___ DATA EXCERPTS ___

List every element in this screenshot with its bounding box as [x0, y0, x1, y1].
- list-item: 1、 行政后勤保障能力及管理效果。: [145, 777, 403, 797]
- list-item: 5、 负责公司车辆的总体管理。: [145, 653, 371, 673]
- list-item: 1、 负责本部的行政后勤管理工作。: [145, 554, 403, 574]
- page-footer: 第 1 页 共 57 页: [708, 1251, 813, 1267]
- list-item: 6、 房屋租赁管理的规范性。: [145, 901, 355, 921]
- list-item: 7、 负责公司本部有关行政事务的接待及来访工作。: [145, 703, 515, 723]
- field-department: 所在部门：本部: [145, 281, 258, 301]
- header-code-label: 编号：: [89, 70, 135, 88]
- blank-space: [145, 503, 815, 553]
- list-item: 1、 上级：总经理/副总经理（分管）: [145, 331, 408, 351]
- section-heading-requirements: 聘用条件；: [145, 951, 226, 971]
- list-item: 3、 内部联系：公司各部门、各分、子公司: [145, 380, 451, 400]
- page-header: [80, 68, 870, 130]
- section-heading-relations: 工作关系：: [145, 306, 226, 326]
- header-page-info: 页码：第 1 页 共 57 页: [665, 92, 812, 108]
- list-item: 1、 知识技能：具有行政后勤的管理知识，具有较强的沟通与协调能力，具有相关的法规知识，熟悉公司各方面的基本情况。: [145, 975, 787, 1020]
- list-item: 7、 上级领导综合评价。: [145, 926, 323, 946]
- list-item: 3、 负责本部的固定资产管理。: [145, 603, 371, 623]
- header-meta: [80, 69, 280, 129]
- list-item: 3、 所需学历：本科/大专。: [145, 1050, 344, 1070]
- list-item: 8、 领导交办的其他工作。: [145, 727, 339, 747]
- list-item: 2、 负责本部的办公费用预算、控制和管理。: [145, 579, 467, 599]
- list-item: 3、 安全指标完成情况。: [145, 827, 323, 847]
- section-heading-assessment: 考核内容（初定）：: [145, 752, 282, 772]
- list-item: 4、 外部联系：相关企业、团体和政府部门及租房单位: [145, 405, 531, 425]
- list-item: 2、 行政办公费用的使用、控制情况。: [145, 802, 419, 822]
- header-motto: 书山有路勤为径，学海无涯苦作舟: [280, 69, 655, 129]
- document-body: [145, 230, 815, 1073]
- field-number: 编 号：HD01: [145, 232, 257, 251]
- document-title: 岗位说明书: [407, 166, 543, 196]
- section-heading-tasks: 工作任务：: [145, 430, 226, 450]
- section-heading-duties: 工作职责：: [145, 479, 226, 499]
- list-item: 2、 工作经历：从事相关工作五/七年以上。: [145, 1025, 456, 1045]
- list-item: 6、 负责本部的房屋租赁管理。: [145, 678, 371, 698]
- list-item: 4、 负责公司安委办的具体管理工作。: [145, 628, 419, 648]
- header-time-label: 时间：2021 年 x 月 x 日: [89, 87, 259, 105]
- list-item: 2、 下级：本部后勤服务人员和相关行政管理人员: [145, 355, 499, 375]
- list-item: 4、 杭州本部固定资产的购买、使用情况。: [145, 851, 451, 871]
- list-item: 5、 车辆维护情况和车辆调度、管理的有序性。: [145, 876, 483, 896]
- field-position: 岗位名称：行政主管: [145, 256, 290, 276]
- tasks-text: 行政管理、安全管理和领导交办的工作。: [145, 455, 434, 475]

___

§ TASK PROMPT:
Copy the item above line for line, keeping every character unchanged.

§ CORRECT RESPONSE:
List every element in this screenshot with its bounding box as [x0, y0, x1, y1].
- list-item: 1、 行政后勤保障能力及管理效果。: [145, 777, 403, 797]
- list-item: 5、 负责公司车辆的总体管理。: [145, 653, 371, 673]
- list-item: 1、 负责本部的行政后勤管理工作。: [145, 554, 403, 574]
- page-footer: 第 1 页 共 57 页: [708, 1251, 813, 1267]
- list-item: 6、 房屋租赁管理的规范性。: [145, 901, 355, 921]
- list-item: 7、 负责公司本部有关行政事务的接待及来访工作。: [145, 703, 515, 723]
- field-department: 所在部门：本部: [145, 281, 258, 301]
- header-code-label: 编号：: [89, 70, 135, 88]
- blank-space: [145, 503, 815, 553]
- list-item: 1、 上级：总经理/副总经理（分管）: [145, 331, 408, 351]
- section-heading-requirements: 聘用条件；: [145, 951, 226, 971]
- list-item: 3、 内部联系：公司各部门、各分、子公司: [145, 380, 451, 400]
- page-header: [80, 68, 870, 130]
- section-heading-relations: 工作关系：: [145, 306, 226, 326]
- header-page-info: 页码：第 1 页 共 57 页: [665, 92, 812, 108]
- list-item: 1、 知识技能：具有行政后勤的管理知识，具有较强的沟通与协调能力，具有相关的法规知识，熟悉公司各方面的基本情况。: [145, 975, 787, 1020]
- list-item: 7、 上级领导综合评价。: [145, 926, 323, 946]
- list-item: 3、 负责本部的固定资产管理。: [145, 603, 371, 623]
- header-meta: [80, 69, 280, 129]
- list-item: 3、 所需学历：本科/大专。: [145, 1050, 344, 1070]
- list-item: 8、 领导交办的其他工作。: [145, 727, 339, 747]
- list-item: 2、 负责本部的办公费用预算、控制和管理。: [145, 579, 467, 599]
- list-item: 3、 安全指标完成情况。: [145, 827, 323, 847]
- section-heading-assessment: 考核内容（初定）：: [145, 752, 282, 772]
- list-item: 4、 外部联系：相关企业、团体和政府部门及租房单位: [145, 405, 531, 425]
- list-item: 2、 行政办公费用的使用、控制情况。: [145, 802, 419, 822]
- header-motto: 书山有路勤为径，学海无涯苦作舟: [280, 69, 655, 129]
- document-body: [145, 230, 815, 1073]
- field-number: 编 号：HD01: [145, 232, 257, 251]
- document-title: 岗位说明书: [407, 166, 543, 196]
- section-heading-tasks: 工作任务：: [145, 430, 226, 450]
- section-heading-duties: 工作职责：: [145, 479, 226, 499]
- list-item: 2、 工作经历：从事相关工作五/七年以上。: [145, 1025, 456, 1045]
- list-item: 6、 负责本部的房屋租赁管理。: [145, 678, 371, 698]
- list-item: 4、 负责公司安委办的具体管理工作。: [145, 628, 419, 648]
- header-time-label: 时间：2021 年 x 月 x 日: [89, 87, 259, 105]
- list-item: 2、 下级：本部后勤服务人员和相关行政管理人员: [145, 355, 499, 375]
- list-item: 4、 杭州本部固定资产的购买、使用情况。: [145, 851, 451, 871]
- list-item: 5、 车辆维护情况和车辆调度、管理的有序性。: [145, 876, 483, 896]
- field-position: 岗位名称：行政主管: [145, 256, 290, 276]
- tasks-text: 行政管理、安全管理和领导交办的工作。: [145, 455, 434, 475]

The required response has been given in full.